*PROVIDED ENTRIES*
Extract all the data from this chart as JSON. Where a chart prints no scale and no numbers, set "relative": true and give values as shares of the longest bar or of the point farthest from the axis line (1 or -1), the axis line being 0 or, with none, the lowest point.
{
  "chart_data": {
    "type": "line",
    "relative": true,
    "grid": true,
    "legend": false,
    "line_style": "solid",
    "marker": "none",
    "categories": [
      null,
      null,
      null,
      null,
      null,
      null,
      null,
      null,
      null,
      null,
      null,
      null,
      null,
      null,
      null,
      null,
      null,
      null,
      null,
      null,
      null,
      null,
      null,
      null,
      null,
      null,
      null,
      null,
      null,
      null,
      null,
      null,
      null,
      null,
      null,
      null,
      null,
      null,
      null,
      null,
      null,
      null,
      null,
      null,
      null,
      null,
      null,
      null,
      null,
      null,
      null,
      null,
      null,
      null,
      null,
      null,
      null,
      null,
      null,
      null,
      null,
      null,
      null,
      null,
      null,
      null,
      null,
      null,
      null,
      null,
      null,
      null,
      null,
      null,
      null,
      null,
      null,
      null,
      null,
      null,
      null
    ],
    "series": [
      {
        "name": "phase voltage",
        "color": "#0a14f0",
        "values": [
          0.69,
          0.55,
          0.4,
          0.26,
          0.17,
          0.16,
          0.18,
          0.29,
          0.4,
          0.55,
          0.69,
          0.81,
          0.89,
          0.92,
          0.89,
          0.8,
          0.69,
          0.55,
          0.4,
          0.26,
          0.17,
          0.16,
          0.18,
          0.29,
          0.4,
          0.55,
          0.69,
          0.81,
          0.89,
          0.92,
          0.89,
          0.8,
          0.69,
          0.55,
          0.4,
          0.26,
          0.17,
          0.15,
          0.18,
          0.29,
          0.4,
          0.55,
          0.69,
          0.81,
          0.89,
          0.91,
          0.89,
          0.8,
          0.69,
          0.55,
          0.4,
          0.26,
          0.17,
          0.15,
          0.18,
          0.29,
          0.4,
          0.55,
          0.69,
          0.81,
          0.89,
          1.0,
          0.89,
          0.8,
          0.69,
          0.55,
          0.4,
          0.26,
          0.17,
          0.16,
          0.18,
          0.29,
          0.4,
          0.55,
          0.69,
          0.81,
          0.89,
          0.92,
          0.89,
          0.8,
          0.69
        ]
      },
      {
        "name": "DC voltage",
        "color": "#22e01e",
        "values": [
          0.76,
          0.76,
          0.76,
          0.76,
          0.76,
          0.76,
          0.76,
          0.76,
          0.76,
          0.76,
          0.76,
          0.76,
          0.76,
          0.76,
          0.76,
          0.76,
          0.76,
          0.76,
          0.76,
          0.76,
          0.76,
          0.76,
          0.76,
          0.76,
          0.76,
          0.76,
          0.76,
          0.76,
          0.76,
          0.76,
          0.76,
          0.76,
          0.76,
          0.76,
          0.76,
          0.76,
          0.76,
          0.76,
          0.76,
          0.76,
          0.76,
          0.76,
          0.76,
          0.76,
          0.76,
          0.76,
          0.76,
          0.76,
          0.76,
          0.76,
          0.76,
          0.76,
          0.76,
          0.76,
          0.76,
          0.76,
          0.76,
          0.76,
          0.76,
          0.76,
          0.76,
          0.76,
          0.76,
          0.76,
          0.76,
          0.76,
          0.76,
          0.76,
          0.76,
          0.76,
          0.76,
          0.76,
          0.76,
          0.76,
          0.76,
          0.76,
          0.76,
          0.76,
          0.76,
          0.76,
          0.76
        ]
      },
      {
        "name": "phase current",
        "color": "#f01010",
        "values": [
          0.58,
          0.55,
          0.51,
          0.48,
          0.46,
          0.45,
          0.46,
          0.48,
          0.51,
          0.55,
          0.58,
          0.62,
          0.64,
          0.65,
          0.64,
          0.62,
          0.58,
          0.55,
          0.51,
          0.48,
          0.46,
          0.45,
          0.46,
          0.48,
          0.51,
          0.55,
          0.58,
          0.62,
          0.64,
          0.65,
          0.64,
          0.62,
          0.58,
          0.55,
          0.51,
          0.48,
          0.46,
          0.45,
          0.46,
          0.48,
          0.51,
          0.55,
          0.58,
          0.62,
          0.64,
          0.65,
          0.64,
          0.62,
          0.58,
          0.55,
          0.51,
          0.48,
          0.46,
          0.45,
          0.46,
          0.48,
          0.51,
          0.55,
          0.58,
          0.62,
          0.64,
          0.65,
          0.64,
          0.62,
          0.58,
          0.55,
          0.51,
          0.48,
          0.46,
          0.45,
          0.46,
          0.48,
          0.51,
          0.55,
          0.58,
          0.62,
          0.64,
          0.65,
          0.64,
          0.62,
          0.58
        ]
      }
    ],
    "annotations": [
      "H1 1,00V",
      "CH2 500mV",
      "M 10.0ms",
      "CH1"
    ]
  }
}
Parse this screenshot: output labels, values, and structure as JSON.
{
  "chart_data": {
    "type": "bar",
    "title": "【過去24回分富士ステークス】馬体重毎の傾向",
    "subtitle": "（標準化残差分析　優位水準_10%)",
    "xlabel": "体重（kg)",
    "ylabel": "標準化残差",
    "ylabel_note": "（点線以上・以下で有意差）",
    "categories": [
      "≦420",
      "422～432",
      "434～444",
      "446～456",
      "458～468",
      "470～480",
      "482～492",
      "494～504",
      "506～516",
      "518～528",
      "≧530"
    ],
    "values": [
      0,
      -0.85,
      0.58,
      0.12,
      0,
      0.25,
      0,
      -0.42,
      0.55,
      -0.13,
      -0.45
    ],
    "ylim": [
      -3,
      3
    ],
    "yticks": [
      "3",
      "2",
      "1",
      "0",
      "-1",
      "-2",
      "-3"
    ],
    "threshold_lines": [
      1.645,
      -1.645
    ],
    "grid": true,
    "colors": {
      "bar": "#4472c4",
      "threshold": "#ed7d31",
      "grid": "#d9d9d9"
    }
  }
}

*WHAT YOU SHOULD DO*
Copy out each line that contains the word "true".

*TASK SOLUTION*
Extract all the data from this chart as JSON. Where a chart prints no scale and no numbers, set "relative": true and give values as shares of the longest bar or of the point farthest from the axis line (1 or -1), the axis line being 0 or, with none, the lowest point.
    "relative": true,
    "grid": true,
    "grid": true,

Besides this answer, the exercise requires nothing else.